• TASK PROMPT: Using the listing below, copy every line that mentions "What".

• PROVIDED INFORMATION:
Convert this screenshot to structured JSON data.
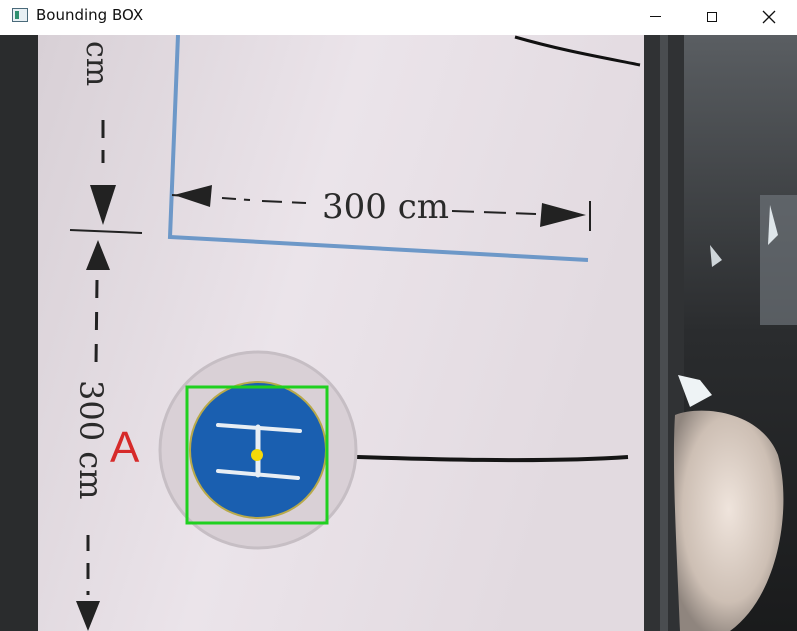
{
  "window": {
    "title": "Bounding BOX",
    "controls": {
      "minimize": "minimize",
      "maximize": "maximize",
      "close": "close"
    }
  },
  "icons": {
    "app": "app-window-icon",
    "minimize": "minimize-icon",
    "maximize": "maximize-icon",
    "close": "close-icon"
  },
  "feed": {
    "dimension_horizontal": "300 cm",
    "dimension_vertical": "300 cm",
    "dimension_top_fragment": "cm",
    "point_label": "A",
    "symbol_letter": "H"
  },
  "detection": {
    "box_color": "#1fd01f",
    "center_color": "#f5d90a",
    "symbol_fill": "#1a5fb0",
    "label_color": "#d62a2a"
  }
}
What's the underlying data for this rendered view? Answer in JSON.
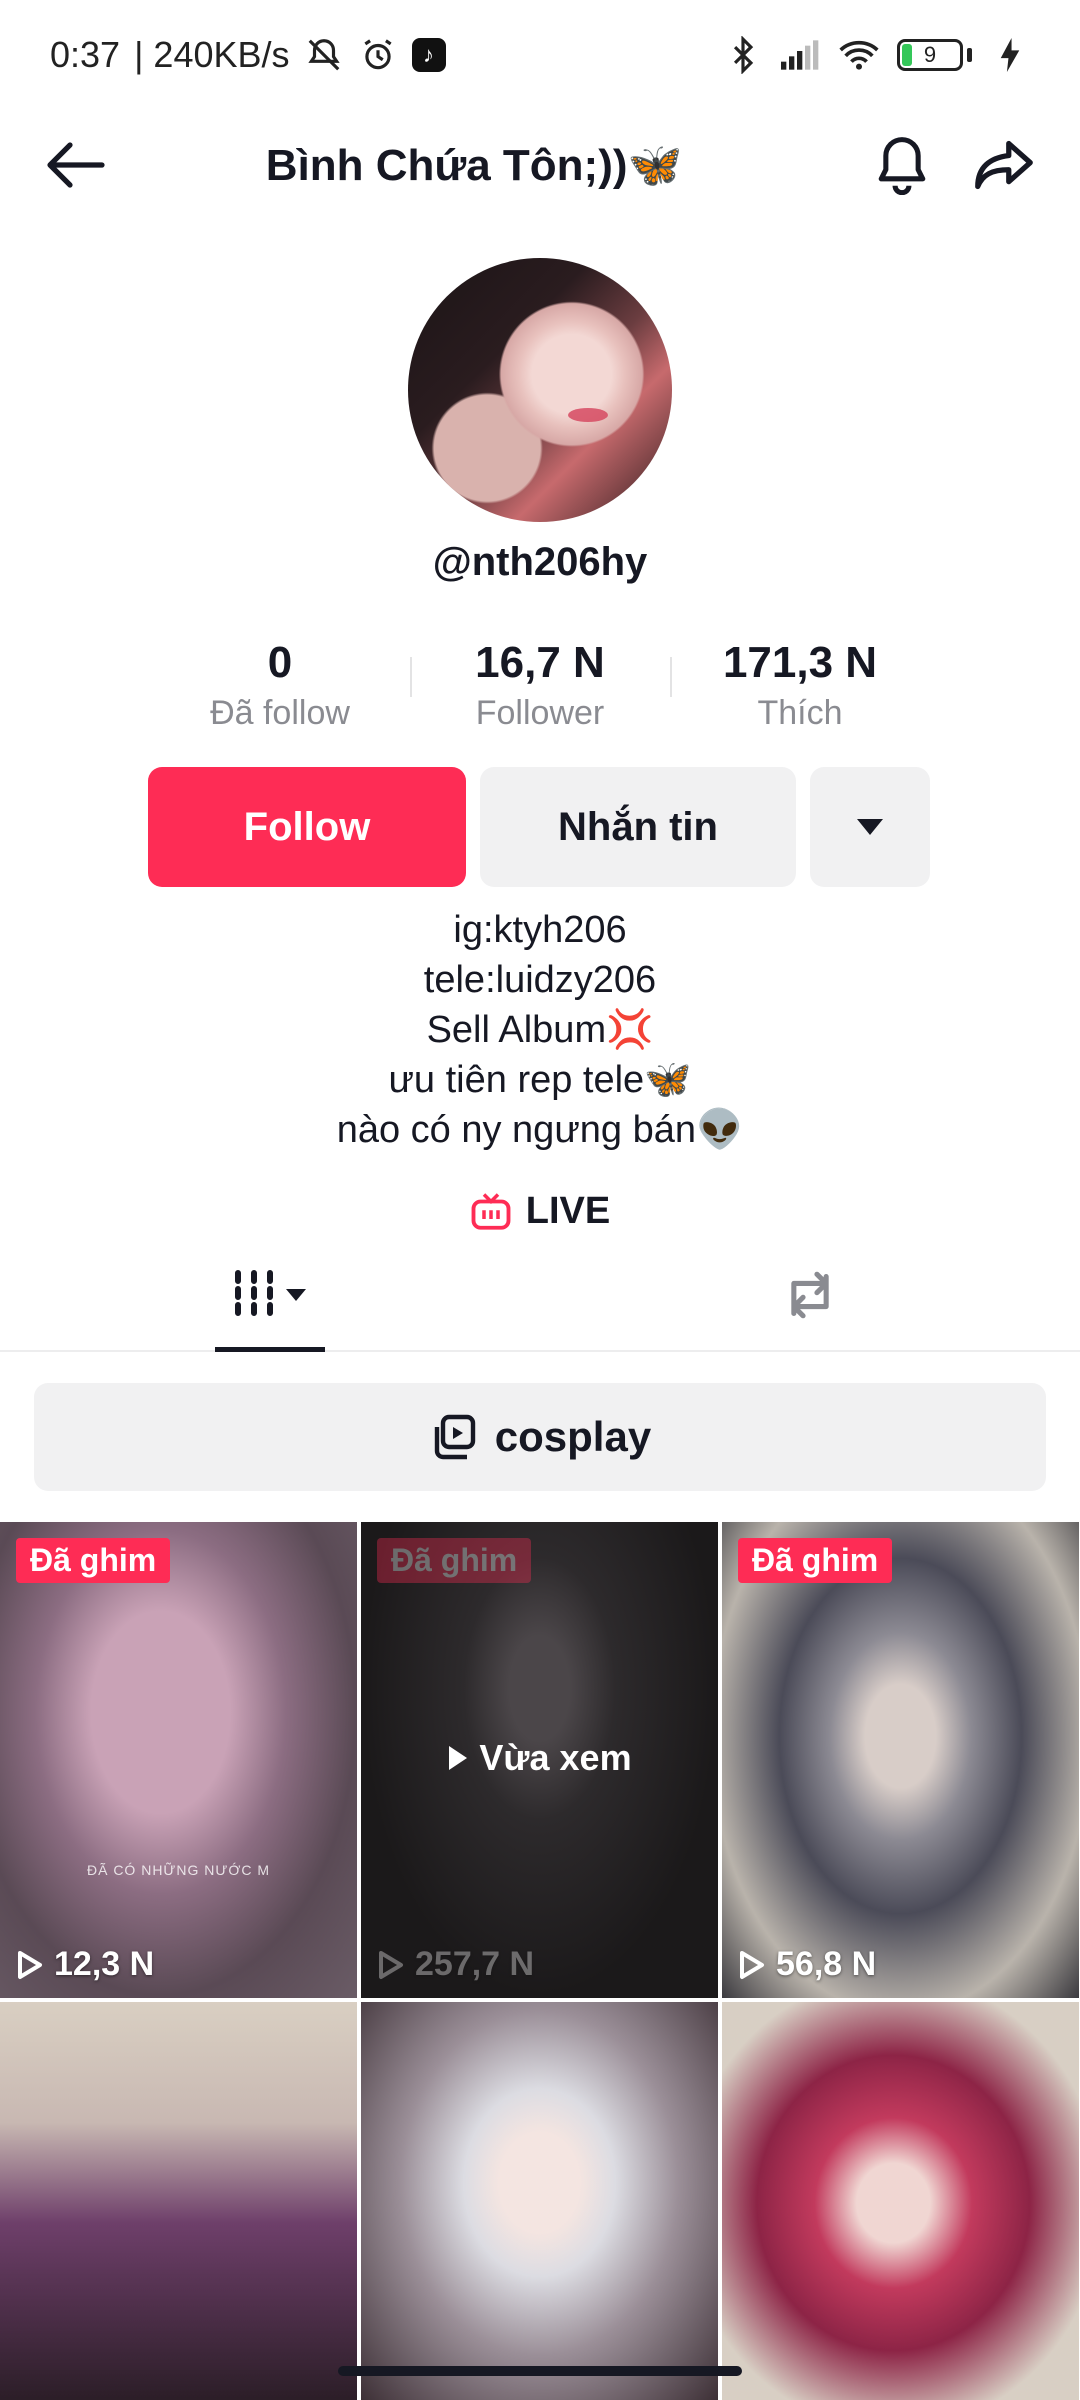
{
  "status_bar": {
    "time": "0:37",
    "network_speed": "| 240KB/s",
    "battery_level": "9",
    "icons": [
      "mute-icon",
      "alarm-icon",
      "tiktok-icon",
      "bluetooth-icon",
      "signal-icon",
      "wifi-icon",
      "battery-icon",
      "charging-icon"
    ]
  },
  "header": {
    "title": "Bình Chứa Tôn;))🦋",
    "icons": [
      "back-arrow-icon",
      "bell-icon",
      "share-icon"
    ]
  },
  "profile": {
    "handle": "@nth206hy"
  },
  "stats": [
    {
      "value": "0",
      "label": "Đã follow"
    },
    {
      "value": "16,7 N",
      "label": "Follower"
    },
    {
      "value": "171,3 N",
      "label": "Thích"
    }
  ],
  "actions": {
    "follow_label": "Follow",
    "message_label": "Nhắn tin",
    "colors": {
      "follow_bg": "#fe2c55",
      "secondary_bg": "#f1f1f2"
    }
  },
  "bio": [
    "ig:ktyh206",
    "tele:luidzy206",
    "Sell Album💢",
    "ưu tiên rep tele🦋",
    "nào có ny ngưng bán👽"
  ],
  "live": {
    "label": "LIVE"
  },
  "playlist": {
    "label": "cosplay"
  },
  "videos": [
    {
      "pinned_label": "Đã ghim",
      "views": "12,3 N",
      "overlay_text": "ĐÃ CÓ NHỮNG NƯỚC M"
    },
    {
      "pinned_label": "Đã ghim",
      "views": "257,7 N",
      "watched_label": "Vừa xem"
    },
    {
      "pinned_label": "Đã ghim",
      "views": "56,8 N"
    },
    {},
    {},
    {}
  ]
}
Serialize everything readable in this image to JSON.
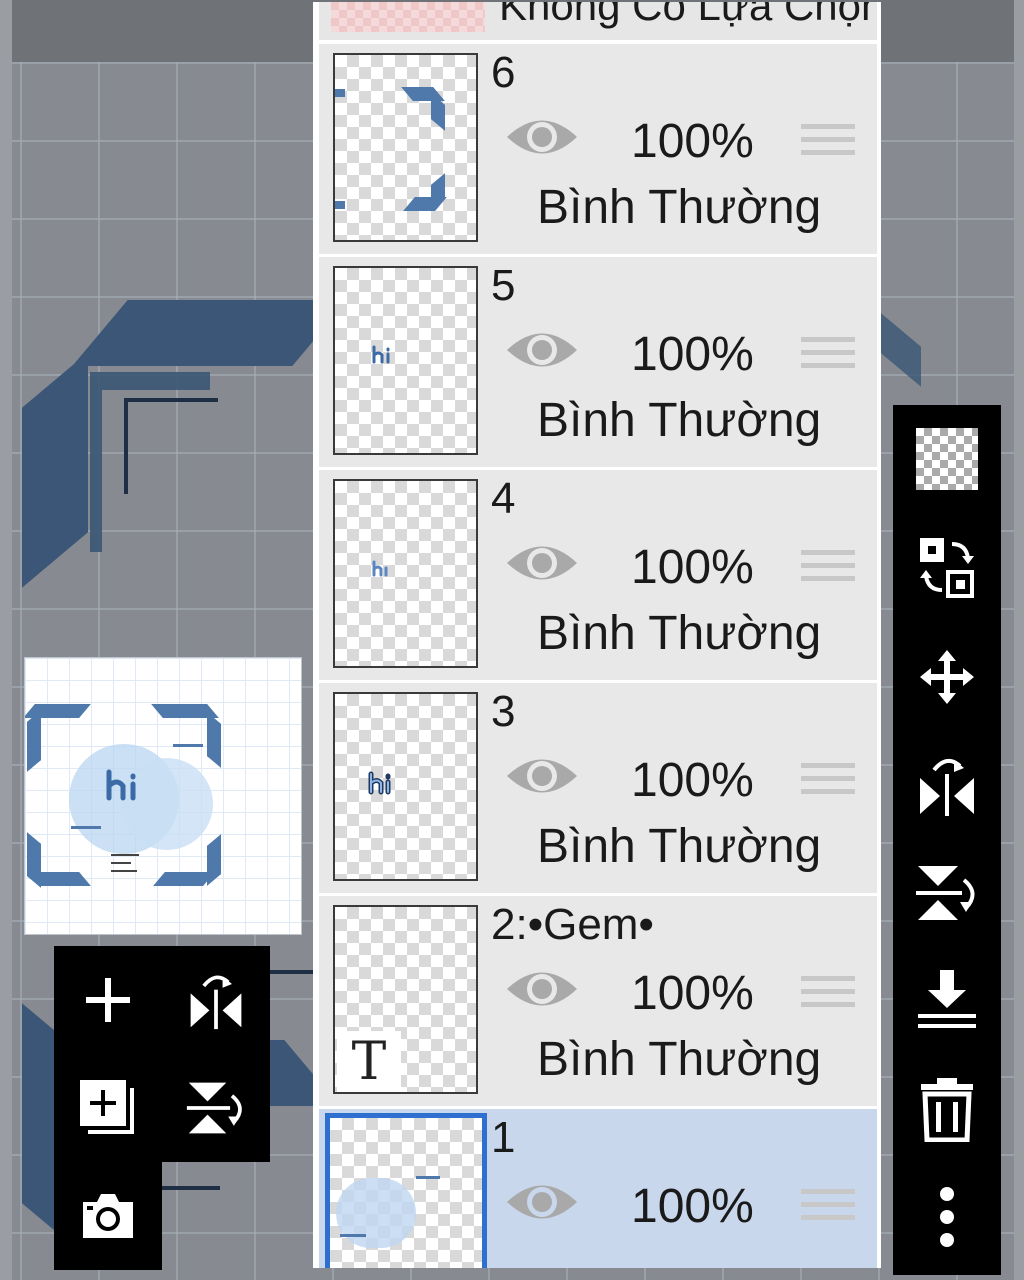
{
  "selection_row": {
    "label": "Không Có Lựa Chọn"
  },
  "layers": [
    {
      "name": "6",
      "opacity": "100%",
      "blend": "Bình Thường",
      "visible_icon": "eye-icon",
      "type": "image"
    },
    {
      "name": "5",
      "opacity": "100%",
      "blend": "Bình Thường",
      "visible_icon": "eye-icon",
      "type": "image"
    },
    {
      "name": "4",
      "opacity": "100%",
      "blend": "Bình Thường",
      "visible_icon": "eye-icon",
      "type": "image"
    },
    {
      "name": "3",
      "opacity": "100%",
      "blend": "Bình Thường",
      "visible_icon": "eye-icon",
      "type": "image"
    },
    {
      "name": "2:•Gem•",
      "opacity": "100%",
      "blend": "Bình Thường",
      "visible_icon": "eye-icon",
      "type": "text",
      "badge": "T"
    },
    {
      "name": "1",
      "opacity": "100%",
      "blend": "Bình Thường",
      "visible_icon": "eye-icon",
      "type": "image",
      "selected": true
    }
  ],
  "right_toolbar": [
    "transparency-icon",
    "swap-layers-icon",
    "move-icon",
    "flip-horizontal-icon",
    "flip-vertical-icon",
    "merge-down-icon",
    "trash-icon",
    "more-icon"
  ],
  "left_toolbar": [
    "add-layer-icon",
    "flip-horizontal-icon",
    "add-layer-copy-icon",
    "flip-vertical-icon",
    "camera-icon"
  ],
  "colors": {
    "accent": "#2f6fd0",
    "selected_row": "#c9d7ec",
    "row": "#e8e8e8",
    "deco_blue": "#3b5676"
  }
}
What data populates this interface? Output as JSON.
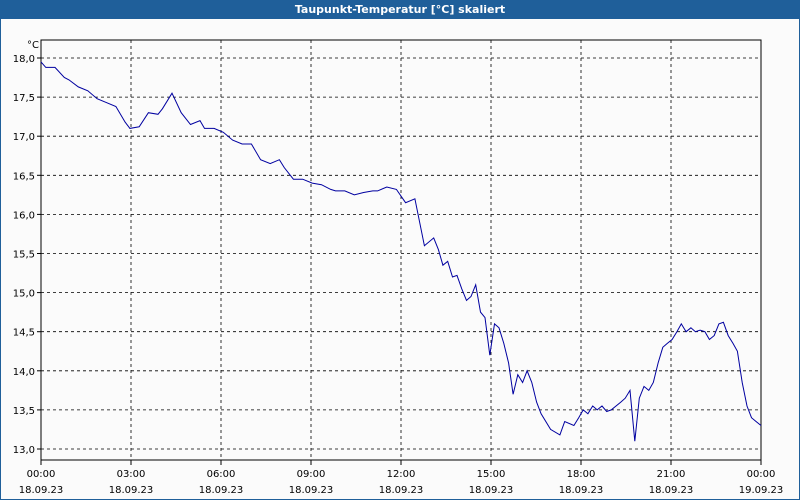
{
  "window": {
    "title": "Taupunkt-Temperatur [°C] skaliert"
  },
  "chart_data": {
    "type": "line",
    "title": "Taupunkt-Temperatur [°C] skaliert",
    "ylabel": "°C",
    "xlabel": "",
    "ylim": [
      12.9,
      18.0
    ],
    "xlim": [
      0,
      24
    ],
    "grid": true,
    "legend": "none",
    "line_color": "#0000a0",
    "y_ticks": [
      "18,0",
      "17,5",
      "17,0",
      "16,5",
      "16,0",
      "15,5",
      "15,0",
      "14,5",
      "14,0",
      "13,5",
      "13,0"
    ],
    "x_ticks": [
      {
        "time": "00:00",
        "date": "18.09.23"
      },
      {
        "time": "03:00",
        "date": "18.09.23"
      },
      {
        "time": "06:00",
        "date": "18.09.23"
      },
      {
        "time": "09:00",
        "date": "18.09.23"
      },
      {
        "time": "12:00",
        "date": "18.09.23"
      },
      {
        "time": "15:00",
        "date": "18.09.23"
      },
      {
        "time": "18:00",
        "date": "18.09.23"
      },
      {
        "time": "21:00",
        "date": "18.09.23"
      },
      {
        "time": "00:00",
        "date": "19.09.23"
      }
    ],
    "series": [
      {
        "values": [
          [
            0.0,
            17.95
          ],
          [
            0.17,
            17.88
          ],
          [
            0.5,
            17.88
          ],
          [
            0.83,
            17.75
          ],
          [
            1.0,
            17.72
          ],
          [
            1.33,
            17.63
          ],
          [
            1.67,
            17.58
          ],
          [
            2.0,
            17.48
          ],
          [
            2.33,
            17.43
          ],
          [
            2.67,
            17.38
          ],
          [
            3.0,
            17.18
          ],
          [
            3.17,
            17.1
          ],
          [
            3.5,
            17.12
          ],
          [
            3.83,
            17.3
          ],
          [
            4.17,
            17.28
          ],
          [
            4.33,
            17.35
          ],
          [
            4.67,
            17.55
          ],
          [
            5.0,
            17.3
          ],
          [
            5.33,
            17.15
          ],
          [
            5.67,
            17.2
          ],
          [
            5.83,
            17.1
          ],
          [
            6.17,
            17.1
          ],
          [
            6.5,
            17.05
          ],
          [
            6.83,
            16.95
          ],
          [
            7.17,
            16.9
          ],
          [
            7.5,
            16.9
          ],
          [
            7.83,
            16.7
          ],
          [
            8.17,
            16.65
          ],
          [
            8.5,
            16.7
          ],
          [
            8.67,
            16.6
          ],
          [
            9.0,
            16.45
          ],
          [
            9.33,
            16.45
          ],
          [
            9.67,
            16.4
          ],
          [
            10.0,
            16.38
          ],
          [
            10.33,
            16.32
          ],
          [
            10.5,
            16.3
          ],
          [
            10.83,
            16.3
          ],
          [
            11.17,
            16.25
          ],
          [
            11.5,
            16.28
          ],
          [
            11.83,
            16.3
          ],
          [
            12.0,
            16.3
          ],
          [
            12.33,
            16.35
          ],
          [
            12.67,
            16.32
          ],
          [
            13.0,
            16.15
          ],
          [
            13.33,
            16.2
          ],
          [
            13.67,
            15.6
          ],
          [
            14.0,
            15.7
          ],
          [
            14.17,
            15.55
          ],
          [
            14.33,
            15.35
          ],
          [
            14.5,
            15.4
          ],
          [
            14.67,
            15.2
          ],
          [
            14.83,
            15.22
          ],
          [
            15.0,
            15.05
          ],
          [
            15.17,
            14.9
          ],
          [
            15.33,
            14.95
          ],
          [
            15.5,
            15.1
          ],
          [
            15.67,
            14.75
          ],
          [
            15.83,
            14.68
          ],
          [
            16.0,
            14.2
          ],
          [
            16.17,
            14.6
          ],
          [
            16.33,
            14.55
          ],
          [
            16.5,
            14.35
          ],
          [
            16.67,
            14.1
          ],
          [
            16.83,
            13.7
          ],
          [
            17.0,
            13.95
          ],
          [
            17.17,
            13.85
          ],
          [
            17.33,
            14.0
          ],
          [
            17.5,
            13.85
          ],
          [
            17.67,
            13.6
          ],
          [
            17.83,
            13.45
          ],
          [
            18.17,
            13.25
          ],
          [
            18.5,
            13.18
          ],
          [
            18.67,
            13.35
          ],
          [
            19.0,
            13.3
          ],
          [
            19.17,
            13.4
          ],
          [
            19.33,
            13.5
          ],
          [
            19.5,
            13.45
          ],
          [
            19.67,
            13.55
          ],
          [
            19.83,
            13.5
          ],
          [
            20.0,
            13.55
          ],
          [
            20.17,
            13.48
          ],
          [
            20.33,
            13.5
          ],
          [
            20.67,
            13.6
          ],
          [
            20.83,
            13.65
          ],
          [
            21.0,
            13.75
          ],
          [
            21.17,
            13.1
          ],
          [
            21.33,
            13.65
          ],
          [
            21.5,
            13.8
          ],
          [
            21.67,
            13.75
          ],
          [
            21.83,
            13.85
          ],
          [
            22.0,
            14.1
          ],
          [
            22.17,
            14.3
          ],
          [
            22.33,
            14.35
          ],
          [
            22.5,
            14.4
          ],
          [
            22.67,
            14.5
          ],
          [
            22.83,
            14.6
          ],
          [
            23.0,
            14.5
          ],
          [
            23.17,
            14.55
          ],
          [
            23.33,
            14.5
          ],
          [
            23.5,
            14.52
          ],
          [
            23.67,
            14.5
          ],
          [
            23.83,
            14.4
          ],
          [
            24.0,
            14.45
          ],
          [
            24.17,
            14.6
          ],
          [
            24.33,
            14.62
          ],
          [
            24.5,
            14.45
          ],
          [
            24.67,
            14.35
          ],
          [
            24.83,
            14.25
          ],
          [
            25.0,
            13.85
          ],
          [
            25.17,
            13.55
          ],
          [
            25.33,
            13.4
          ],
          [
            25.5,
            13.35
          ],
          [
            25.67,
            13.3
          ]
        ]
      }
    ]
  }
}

• TASK RESULT:
What's the underlying data for this rendered view? Answer in JSON.
What data populates this interface? Output as JSON.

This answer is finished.